[Data excerpts]
:::

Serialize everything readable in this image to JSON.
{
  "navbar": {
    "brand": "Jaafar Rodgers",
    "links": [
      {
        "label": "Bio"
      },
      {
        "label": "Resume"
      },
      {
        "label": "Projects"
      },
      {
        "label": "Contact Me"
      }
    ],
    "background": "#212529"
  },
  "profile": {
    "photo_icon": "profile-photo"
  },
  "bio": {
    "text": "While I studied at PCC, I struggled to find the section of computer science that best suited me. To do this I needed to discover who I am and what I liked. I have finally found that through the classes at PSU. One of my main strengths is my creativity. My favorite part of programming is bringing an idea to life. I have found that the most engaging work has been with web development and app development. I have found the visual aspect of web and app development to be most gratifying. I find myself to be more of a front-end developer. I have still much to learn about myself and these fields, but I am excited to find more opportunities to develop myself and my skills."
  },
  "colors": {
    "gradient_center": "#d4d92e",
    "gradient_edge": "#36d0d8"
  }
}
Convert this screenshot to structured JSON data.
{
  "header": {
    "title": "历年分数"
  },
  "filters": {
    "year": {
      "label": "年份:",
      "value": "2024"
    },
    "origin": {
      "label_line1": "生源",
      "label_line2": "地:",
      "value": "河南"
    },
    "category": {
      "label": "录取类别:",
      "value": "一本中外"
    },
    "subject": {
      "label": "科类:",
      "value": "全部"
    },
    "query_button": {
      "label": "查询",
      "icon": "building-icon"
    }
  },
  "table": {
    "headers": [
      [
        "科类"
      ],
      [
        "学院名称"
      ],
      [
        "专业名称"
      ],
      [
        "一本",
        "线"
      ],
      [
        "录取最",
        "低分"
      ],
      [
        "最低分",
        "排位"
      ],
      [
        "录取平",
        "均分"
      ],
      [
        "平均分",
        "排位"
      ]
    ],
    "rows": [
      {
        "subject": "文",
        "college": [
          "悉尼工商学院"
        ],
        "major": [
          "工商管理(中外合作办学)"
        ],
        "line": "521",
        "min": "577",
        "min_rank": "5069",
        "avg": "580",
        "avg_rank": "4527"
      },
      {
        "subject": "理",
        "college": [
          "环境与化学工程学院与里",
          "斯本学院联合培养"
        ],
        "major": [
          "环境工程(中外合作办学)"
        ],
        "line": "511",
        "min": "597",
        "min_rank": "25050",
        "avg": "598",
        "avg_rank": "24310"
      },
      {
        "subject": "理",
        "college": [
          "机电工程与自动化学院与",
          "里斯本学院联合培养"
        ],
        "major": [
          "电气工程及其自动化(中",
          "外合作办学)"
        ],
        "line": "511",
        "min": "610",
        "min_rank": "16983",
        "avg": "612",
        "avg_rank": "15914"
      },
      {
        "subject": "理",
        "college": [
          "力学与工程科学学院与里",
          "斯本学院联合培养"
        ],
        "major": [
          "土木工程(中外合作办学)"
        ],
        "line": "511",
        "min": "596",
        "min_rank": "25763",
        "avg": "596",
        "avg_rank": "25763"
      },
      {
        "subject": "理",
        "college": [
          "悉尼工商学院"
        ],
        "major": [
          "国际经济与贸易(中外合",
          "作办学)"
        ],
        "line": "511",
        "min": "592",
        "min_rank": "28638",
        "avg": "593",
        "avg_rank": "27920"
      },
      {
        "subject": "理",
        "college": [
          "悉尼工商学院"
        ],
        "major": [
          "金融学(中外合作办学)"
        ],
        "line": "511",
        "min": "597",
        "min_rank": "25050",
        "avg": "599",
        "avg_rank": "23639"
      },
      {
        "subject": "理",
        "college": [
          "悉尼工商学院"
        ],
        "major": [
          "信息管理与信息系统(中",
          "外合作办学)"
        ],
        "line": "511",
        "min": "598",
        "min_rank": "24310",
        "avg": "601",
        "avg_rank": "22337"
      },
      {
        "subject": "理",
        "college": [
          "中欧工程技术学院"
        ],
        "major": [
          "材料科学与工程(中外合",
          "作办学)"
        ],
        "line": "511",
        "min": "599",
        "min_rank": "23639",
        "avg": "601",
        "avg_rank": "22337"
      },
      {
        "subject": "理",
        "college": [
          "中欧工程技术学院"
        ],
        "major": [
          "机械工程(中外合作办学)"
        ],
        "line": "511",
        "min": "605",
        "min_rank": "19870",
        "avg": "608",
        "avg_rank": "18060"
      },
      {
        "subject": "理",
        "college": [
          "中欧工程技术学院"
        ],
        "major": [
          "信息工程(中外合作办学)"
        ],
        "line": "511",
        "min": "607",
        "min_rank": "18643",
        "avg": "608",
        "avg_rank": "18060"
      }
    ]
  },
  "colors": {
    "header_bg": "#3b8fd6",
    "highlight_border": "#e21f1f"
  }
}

:::

* [Task requirements]:
Go through the records and gather the lines that hold "中外合作办学".

* [Solution for this task]:
          "工商管理(中外合作办学)"
          "环境工程(中外合作办学)"
          "土木工程(中外合作办学)"
          "金融学(中外合作办学)"
          "机械工程(中外合作办学)"
          "信息工程(中外合作办学)"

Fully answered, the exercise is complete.